> Task requirements
Select from the records below every line that has the word "singular" in it.

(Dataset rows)
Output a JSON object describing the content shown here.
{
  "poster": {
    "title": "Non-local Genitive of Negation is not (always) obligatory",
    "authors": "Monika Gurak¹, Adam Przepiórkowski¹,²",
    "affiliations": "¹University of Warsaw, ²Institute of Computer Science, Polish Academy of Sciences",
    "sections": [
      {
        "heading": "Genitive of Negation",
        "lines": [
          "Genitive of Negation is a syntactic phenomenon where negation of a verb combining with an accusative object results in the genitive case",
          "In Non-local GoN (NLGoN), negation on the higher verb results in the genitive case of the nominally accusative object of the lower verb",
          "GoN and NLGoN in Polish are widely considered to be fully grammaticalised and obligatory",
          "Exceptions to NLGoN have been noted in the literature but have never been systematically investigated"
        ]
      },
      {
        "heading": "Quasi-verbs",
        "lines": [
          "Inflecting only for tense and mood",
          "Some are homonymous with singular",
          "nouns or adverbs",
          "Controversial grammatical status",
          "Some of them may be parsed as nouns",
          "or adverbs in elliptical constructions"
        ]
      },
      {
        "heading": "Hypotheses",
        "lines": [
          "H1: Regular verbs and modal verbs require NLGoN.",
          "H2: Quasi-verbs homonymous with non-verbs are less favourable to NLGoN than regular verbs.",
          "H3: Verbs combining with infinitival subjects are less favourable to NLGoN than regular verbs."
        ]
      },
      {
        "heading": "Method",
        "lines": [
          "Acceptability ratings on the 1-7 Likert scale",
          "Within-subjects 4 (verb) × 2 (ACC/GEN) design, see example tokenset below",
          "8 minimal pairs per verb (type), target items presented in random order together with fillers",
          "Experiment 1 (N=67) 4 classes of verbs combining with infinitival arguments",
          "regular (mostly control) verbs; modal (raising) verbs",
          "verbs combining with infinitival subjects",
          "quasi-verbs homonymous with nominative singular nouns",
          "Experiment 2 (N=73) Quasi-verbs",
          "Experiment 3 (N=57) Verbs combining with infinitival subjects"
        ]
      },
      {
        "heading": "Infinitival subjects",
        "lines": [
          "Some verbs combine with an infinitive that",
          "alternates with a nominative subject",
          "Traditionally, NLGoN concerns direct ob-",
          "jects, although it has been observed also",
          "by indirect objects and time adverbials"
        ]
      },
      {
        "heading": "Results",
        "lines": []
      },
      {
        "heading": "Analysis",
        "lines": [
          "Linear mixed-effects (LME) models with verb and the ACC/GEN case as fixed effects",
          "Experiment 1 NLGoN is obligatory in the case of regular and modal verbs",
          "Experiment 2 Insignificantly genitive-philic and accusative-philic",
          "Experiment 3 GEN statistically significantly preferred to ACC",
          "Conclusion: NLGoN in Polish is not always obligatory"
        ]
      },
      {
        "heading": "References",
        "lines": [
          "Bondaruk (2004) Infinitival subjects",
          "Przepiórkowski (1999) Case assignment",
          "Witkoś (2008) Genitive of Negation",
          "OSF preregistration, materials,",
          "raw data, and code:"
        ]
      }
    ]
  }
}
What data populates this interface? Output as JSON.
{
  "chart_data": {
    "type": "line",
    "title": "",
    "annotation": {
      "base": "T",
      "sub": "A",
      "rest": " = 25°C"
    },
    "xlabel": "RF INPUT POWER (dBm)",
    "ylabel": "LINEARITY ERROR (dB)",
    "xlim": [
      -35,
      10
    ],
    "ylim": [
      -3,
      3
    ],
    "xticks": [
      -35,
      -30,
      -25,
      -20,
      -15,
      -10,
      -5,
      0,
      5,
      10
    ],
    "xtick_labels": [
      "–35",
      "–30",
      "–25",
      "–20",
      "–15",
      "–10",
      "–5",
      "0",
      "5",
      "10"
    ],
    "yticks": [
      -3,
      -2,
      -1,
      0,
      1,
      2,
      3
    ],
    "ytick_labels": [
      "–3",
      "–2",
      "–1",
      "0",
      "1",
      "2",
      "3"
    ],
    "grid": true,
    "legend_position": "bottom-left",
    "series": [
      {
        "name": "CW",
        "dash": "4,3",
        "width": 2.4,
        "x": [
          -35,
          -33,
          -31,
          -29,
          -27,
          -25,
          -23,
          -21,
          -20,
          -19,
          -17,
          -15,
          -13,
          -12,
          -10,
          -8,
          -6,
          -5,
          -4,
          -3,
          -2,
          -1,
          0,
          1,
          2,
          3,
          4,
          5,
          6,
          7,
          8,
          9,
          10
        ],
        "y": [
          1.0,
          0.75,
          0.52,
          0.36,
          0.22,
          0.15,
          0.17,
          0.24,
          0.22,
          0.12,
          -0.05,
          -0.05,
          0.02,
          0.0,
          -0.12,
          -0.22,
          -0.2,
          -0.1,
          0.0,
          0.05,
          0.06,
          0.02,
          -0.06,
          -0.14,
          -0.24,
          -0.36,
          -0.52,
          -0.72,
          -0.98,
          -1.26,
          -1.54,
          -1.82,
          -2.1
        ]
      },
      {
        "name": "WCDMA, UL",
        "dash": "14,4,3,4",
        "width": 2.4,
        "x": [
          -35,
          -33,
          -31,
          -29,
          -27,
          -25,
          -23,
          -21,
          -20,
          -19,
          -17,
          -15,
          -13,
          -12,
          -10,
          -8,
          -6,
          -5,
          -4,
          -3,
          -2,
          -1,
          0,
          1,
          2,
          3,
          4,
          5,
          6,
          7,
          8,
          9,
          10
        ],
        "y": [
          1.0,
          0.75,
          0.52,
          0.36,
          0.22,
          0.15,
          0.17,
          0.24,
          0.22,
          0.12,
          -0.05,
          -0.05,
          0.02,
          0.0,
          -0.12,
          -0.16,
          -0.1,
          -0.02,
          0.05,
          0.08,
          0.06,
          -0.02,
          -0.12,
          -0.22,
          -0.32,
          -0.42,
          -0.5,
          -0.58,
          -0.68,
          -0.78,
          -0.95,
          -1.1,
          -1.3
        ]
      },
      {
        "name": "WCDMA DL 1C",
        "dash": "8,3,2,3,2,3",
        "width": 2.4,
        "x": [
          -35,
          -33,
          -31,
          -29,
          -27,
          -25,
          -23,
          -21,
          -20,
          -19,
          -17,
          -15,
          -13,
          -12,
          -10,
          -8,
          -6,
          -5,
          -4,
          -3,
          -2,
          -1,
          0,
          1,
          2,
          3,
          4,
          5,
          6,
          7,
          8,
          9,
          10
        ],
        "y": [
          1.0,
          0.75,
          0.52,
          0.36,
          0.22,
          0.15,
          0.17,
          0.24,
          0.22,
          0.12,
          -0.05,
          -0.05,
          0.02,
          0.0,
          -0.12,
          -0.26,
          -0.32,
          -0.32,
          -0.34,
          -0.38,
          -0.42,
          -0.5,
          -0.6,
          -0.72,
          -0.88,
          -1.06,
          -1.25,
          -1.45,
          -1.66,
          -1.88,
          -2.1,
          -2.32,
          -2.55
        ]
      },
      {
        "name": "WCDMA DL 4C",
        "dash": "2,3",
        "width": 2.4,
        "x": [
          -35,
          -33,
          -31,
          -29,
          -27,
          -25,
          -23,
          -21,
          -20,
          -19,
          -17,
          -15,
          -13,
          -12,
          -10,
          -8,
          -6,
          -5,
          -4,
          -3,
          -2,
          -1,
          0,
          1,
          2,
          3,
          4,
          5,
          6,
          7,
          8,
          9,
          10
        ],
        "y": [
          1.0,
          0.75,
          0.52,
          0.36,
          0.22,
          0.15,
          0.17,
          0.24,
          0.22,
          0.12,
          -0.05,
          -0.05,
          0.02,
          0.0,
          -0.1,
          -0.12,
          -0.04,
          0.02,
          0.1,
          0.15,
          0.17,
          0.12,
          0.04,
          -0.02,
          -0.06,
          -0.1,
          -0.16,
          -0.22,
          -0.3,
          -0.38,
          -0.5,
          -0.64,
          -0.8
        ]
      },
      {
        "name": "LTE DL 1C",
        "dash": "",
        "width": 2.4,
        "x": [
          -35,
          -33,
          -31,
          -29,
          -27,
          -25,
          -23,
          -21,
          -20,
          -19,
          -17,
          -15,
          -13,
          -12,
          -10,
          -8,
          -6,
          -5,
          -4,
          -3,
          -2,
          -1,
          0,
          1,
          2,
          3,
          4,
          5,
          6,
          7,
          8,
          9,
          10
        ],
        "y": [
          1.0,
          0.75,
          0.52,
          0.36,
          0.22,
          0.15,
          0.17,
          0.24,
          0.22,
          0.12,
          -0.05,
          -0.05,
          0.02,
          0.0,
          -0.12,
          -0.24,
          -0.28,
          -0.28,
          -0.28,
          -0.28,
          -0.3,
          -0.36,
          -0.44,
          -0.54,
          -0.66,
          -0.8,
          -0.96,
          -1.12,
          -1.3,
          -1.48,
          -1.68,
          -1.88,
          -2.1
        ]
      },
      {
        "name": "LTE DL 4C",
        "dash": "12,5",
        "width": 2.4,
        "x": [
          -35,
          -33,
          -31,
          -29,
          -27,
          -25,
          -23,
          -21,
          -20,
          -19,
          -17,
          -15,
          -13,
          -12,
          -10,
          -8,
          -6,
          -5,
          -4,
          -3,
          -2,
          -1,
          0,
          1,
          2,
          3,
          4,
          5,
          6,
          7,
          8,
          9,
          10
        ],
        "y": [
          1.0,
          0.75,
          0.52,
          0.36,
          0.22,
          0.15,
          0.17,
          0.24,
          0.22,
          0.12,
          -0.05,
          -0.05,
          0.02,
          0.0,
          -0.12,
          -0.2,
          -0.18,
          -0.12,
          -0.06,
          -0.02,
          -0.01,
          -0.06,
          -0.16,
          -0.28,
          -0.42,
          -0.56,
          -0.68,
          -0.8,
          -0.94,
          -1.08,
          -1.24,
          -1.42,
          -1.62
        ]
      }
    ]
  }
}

> Exercise solution
          "Some are homonymous with singular",
          "quasi-verbs homonymous with nominative singular nouns",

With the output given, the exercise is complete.